* [Set exercise] Return all entries precisely as they stand, without the images.
___
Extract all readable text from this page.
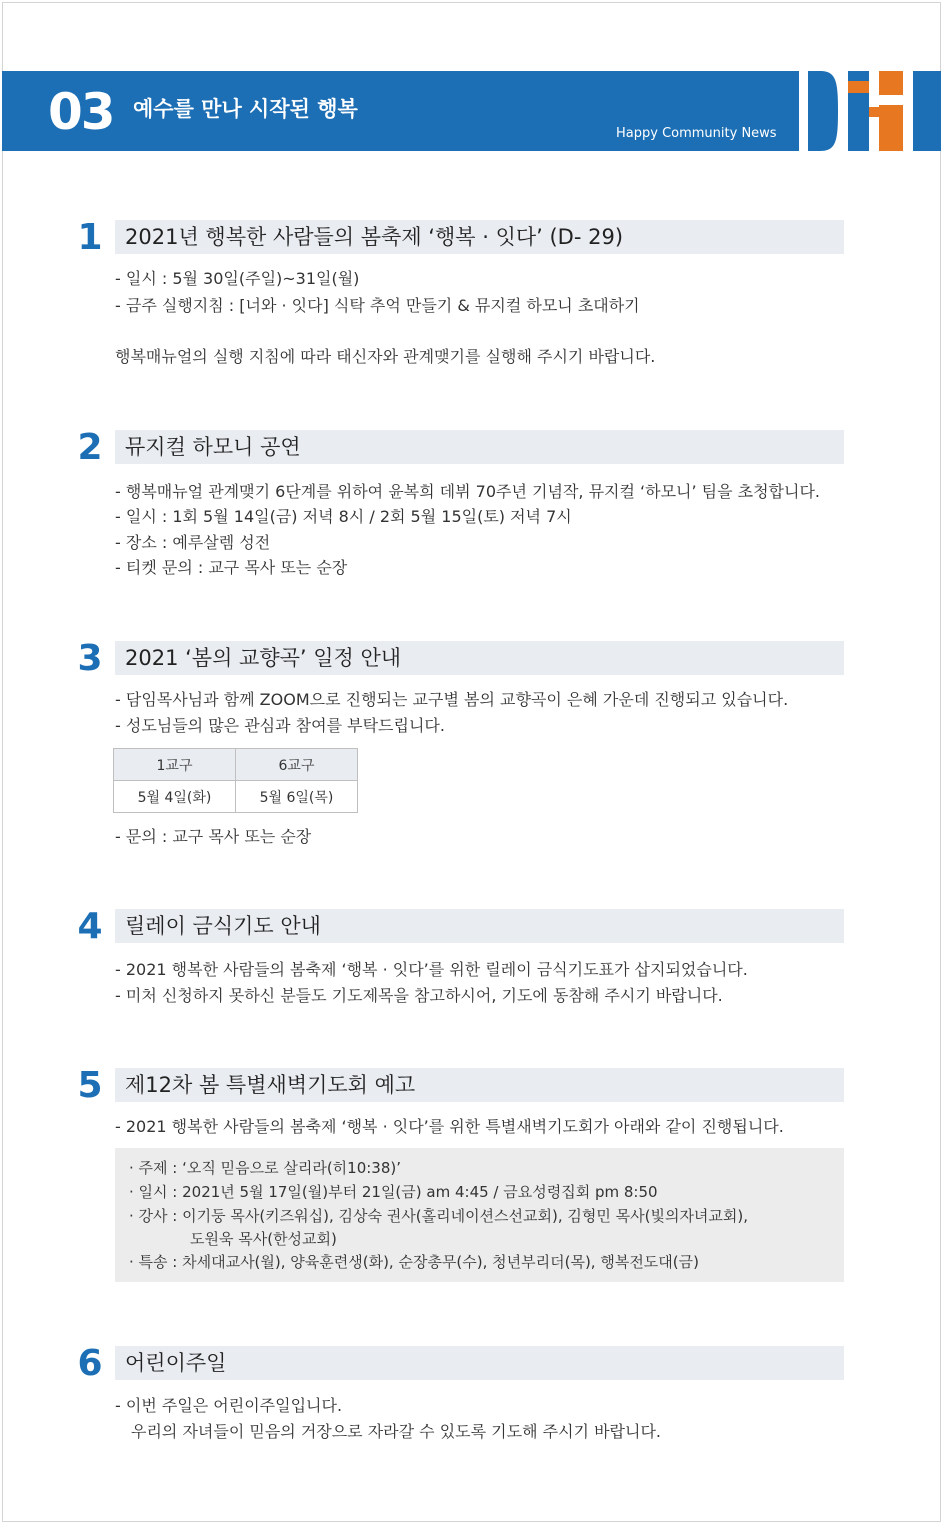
03 예수를 만나 시작된 행복
Happy Community News
1 2021년 행복한 사람들의 봄축제 ‘행복 · 잇다’ (D- 29)
- 일시 : 5월 30일(주일)~31일(월)
- 금주 실행지침 : [너와 · 잇다] 식탁 추억 만들기 & 뮤지컬 하모니 초대하기
행복매뉴얼의 실행 지침에 따라 태신자와 관계맺기를 실행해 주시기 바랍니다.
2 뮤지컬 하모니 공연
- 행복매뉴얼 관계맺기 6단계를 위하여 윤복희 데뷔 70주년 기념작, 뮤지컬 ‘하모니’ 팀을 초청합니다.
- 일시 : 1회 5월 14일(금) 저녁 8시 / 2회 5월 15일(토) 저녁 7시
- 장소 : 예루살렘 성전
- 티켓 문의 : 교구 목사 또는 순장
3 2021 ‘봄의 교향곡’ 일정 안내
- 담임목사님과 함께 ZOOM으로 진행되는 교구별 봄의 교향곡이 은혜 가운데 진행되고 있습니다.
- 성도님들의 많은 관심과 참여를 부탁드립니다.
1교구	6교구
5월 4일(화)	5월 6일(목)
- 문의 : 교구 목사 또는 순장
4 릴레이 금식기도 안내
- 2021 행복한 사람들의 봄축제 ‘행복 · 잇다’를 위한 릴레이 금식기도표가 삽지되었습니다.
- 미처 신청하지 못하신 분들도 기도제목을 참고하시어, 기도에 동참해 주시기 바랍니다.
5 제12차 봄 특별새벽기도회 예고
- 2021 행복한 사람들의 봄축제 ‘행복 · 잇다’를 위한 특별새벽기도회가 아래와 같이 진행됩니다.
· 주제 : ‘오직 믿음으로 살리라(히10:38)’
· 일시 : 2021년 5월 17일(월)부터 21일(금) am 4:45 / 금요성령집회 pm 8:50
· 강사 : 이기둥 목사(키즈워십), 김상숙 권사(홀리네이션스선교회), 김형민 목사(빛의자녀교회),
도원욱 목사(한성교회)
· 특송 : 차세대교사(월), 양육훈련생(화), 순장총무(수), 청년부리더(목), 행복전도대(금)
6 어린이주일
- 이번 주일은 어린이주일입니다.
우리의 자녀들이 믿음의 거장으로 자라갈 수 있도록 기도해 주시기 바랍니다.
___
* [Completed exercise]
Extract all readable text from this page.
03 예수를 만나 시작된 행복
Happy Community News
1 2021년 행복한 사람들의 봄축제 ‘행복 · 잇다’ (D- 29)
- 일시 : 5월 30일(주일)~31일(월)
- 금주 실행지침 : [너와 · 잇다] 식탁 추억 만들기 & 뮤지컬 하모니 초대하기
행복매뉴얼의 실행 지침에 따라 태신자와 관계맺기를 실행해 주시기 바랍니다.
2 뮤지컬 하모니 공연
- 행복매뉴얼 관계맺기 6단계를 위하여 윤복희 데뷔 70주년 기념작, 뮤지컬 ‘하모니’ 팀을 초청합니다.
- 일시 : 1회 5월 14일(금) 저녁 8시 / 2회 5월 15일(토) 저녁 7시
- 장소 : 예루살렘 성전
- 티켓 문의 : 교구 목사 또는 순장
3 2021 ‘봄의 교향곡’ 일정 안내
- 담임목사님과 함께 ZOOM으로 진행되는 교구별 봄의 교향곡이 은혜 가운데 진행되고 있습니다.
- 성도님들의 많은 관심과 참여를 부탁드립니다.
1교구	6교구
5월 4일(화)	5월 6일(목)
- 문의 : 교구 목사 또는 순장
4 릴레이 금식기도 안내
- 2021 행복한 사람들의 봄축제 ‘행복 · 잇다’를 위한 릴레이 금식기도표가 삽지되었습니다.
- 미처 신청하지 못하신 분들도 기도제목을 참고하시어, 기도에 동참해 주시기 바랍니다.
5 제12차 봄 특별새벽기도회 예고
- 2021 행복한 사람들의 봄축제 ‘행복 · 잇다’를 위한 특별새벽기도회가 아래와 같이 진행됩니다.
· 주제 : ‘오직 믿음으로 살리라(히10:38)’
· 일시 : 2021년 5월 17일(월)부터 21일(금) am 4:45 / 금요성령집회 pm 8:50
· 강사 : 이기둥 목사(키즈워십), 김상숙 권사(홀리네이션스선교회), 김형민 목사(빛의자녀교회),
도원욱 목사(한성교회)
· 특송 : 차세대교사(월), 양육훈련생(화), 순장총무(수), 청년부리더(목), 행복전도대(금)
6 어린이주일
- 이번 주일은 어린이주일입니다.
우리의 자녀들이 믿음의 거장으로 자라갈 수 있도록 기도해 주시기 바랍니다.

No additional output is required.